**Task instructions:** Lines containing the word "JSON" should be extracted in full.
------ Record set
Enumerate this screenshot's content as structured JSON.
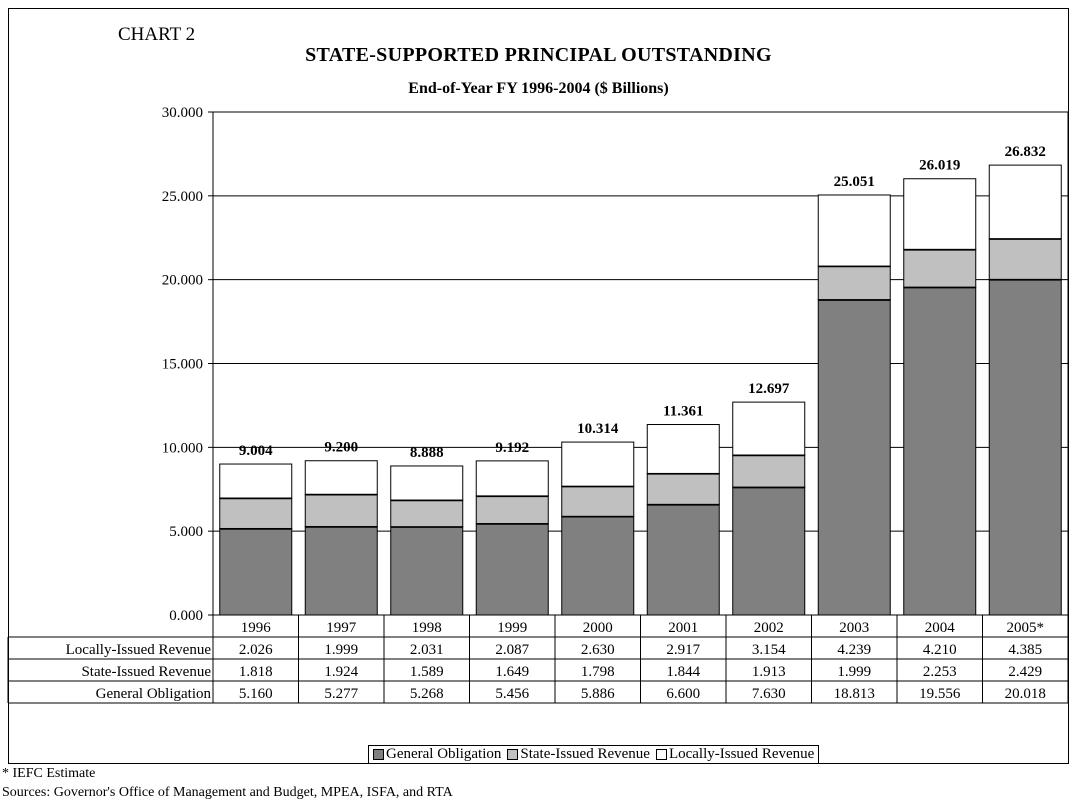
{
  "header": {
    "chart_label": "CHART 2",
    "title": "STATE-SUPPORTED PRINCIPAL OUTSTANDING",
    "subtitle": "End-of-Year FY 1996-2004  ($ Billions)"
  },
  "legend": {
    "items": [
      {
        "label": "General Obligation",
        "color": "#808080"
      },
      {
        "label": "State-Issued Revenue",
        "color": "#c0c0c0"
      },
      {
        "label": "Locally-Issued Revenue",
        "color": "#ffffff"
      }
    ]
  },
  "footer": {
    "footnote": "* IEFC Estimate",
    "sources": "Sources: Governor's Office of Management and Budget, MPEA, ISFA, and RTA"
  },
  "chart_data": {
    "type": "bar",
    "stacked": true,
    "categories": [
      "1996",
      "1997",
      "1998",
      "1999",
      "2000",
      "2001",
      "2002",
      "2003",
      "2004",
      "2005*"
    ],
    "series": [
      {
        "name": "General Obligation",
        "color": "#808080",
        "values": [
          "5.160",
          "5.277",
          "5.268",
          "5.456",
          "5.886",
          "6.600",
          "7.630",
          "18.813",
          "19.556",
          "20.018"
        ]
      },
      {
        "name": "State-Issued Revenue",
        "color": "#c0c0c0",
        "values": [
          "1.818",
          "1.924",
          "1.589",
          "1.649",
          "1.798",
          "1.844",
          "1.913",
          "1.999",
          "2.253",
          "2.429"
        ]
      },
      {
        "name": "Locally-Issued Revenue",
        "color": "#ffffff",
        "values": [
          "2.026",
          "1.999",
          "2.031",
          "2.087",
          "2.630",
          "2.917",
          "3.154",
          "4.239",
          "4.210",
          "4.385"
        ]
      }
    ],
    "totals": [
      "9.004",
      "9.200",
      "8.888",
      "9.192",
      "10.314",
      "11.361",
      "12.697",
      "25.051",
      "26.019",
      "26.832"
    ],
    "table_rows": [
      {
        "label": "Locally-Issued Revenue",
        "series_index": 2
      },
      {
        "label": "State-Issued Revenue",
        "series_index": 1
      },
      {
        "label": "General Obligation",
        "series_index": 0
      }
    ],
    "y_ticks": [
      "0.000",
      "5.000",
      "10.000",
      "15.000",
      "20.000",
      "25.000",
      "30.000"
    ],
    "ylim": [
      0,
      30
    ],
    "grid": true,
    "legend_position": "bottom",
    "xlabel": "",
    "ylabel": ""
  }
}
------------
------ Record set
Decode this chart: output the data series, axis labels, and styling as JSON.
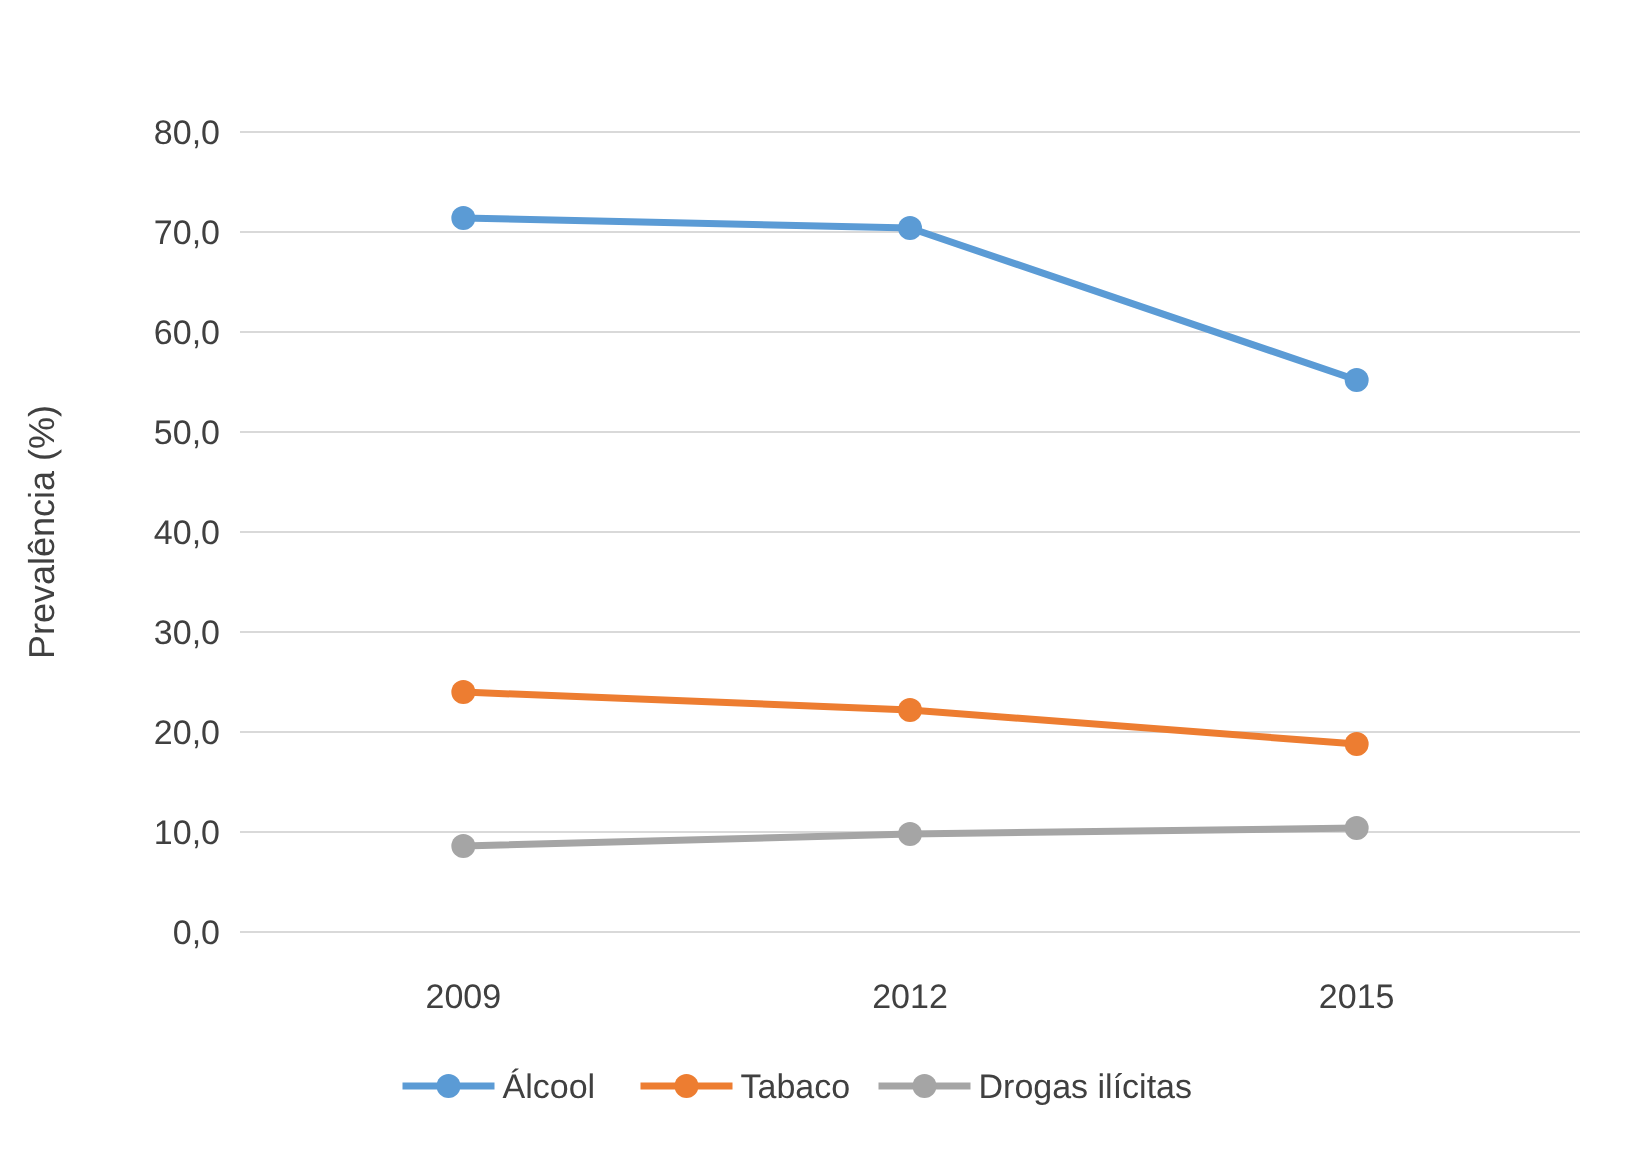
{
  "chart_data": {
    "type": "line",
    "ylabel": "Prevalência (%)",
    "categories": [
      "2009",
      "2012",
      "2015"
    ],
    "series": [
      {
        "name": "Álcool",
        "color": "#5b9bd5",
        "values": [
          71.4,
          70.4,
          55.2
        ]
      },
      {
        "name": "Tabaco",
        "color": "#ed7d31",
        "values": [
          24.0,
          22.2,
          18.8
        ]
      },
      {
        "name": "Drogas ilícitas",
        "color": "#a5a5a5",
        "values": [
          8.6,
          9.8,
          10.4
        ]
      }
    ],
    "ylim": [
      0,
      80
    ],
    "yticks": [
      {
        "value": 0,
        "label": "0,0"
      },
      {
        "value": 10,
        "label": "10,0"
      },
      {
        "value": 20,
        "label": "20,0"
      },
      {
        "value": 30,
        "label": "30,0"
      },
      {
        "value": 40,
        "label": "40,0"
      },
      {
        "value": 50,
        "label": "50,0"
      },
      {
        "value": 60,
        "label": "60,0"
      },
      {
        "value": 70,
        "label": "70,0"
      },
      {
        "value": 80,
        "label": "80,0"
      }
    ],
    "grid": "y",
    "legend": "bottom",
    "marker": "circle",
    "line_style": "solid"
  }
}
------------
**Exercise response:**
Enumerate this screenshot's content as structured JSON.
Decode this chart: output the data series, axis labels, and styling as JSON.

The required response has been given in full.